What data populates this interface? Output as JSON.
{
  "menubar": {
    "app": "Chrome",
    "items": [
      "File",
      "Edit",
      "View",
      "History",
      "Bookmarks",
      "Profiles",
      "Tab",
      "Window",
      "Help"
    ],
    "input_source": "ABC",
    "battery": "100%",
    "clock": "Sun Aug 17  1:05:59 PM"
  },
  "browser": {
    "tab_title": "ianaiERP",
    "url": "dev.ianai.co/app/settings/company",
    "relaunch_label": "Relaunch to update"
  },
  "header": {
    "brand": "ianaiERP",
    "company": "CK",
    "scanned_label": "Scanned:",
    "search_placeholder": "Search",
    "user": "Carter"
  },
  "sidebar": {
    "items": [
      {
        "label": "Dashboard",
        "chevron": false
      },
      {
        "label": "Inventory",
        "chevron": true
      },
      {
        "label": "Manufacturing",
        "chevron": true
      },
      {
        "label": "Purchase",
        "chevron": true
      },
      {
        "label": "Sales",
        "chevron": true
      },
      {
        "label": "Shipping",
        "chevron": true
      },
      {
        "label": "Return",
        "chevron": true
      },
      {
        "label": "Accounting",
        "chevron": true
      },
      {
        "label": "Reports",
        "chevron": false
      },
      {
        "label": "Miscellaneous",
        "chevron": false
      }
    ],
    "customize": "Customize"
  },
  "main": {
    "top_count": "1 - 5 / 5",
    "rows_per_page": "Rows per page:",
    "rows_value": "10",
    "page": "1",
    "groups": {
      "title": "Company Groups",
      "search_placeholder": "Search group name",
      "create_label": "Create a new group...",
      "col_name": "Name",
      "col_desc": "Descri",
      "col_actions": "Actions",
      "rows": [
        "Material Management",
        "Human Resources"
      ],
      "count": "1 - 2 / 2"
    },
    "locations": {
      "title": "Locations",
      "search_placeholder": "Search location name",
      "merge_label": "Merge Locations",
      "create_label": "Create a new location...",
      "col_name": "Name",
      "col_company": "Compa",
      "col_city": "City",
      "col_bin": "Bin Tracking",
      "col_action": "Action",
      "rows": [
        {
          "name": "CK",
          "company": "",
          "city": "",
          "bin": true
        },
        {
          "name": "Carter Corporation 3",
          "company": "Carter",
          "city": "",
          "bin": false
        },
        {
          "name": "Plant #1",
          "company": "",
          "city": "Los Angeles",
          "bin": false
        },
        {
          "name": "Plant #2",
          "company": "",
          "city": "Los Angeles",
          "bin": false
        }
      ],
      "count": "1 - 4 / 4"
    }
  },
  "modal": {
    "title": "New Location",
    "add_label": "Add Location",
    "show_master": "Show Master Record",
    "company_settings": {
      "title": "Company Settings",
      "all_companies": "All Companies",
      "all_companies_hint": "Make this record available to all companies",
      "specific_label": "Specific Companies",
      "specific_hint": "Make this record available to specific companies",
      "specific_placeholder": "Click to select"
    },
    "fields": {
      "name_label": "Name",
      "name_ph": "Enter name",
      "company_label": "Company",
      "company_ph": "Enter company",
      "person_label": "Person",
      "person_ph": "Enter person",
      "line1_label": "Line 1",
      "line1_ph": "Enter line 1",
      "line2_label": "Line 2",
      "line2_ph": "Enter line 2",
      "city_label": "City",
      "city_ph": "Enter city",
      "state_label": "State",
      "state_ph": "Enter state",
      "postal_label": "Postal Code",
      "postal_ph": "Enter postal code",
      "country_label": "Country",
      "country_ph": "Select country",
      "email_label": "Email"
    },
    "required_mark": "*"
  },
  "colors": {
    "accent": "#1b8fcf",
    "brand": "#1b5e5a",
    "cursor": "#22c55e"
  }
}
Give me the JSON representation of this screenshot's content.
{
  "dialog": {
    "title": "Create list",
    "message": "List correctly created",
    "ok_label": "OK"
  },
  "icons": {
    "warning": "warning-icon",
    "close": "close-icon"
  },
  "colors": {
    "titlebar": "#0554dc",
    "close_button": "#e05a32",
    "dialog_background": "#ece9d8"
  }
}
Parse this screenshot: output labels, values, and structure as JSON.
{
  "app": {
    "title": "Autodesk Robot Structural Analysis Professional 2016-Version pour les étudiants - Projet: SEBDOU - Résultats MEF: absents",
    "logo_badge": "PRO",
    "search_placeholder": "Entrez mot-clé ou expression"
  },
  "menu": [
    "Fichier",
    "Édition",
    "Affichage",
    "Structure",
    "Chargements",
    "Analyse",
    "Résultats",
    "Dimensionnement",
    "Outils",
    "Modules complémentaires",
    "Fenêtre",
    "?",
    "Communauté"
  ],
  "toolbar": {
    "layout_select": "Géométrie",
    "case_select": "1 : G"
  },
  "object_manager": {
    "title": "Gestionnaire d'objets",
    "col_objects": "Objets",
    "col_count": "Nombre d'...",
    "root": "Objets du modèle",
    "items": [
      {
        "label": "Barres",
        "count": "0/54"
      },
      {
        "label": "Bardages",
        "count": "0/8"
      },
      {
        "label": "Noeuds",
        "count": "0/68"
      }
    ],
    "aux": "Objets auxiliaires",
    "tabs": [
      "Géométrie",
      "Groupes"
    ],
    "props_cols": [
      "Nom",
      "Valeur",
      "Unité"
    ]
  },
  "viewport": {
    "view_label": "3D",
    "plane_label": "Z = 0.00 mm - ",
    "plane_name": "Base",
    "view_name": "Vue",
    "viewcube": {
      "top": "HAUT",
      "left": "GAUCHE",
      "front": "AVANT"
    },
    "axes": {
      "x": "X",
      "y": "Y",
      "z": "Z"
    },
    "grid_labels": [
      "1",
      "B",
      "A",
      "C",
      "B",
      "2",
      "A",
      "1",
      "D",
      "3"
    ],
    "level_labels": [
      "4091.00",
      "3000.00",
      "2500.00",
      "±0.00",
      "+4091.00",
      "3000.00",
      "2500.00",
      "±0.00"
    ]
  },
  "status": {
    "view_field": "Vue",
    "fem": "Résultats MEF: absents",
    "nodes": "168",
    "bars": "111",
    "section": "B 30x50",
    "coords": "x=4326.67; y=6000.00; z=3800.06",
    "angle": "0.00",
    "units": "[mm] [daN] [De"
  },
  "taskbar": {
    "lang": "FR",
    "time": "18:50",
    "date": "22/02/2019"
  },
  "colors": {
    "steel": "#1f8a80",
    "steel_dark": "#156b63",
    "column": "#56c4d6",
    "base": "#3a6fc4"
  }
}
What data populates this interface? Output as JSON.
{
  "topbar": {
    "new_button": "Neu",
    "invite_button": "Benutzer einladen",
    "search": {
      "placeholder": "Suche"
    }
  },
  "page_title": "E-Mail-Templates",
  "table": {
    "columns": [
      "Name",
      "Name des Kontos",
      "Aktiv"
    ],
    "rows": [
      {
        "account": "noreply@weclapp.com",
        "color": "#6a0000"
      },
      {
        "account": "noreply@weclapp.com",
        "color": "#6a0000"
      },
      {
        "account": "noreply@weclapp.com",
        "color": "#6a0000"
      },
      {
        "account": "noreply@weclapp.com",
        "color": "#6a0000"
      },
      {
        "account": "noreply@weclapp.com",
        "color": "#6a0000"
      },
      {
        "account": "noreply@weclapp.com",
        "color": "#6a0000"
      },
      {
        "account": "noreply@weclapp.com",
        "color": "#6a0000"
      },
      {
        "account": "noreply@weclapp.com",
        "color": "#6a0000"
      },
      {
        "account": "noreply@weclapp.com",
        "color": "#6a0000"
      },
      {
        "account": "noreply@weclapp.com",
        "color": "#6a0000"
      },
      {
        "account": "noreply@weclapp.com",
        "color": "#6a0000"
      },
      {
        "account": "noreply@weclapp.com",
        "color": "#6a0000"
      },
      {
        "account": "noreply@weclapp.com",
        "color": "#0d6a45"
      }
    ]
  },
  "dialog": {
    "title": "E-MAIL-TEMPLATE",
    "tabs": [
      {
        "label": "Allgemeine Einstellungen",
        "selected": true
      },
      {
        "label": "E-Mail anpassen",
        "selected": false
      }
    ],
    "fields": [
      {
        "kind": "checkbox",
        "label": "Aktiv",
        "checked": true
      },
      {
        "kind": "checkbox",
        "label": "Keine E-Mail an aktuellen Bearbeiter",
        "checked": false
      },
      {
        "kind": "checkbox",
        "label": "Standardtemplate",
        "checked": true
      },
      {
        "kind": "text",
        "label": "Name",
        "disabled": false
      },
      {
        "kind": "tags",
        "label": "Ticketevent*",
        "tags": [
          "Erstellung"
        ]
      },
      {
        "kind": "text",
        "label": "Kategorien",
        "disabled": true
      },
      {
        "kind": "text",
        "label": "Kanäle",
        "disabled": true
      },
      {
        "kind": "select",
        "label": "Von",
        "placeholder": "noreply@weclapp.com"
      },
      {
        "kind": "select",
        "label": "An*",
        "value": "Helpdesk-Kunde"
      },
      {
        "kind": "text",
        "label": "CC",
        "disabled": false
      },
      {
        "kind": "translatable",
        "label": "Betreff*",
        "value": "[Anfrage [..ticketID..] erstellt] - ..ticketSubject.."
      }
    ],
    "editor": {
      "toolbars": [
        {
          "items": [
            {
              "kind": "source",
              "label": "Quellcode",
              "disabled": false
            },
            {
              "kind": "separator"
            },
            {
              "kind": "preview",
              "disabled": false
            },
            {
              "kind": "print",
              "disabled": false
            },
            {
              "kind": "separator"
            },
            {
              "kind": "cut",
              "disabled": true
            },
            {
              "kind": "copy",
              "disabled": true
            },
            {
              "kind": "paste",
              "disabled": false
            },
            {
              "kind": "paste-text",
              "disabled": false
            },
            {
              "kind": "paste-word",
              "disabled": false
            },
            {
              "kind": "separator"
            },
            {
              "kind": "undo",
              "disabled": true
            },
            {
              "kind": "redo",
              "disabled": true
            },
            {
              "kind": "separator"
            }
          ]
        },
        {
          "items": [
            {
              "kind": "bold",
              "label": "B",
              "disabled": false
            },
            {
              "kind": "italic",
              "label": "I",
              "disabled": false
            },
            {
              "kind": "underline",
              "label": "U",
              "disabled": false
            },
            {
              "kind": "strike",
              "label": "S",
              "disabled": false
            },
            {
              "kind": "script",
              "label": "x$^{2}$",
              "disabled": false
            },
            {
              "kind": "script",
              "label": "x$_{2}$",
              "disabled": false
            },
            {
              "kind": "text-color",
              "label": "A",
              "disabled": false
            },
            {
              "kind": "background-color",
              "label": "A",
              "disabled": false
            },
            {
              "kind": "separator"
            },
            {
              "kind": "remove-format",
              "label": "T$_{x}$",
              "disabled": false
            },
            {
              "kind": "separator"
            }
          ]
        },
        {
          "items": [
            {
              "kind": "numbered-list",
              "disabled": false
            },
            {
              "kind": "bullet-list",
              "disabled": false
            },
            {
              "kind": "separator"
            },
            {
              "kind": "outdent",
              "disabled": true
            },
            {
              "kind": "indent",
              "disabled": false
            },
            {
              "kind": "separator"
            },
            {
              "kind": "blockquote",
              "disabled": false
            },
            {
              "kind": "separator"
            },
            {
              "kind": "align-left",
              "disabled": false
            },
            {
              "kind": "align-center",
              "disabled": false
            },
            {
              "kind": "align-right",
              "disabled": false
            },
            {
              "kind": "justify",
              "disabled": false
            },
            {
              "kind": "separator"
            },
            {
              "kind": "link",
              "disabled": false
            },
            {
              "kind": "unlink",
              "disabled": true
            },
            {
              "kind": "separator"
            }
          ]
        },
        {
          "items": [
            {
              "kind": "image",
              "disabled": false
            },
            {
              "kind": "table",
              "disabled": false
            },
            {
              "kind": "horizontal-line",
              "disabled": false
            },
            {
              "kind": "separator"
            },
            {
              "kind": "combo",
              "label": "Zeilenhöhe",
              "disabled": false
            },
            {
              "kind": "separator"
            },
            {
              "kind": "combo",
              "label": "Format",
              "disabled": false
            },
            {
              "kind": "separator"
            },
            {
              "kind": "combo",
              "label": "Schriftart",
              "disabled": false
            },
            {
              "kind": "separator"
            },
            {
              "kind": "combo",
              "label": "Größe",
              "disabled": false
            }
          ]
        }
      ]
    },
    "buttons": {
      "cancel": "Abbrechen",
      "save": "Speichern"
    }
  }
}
========================
--- THE REQUEST ---
Give only the number of lines in the data that include the string "JSON".

--- REPLY ---
4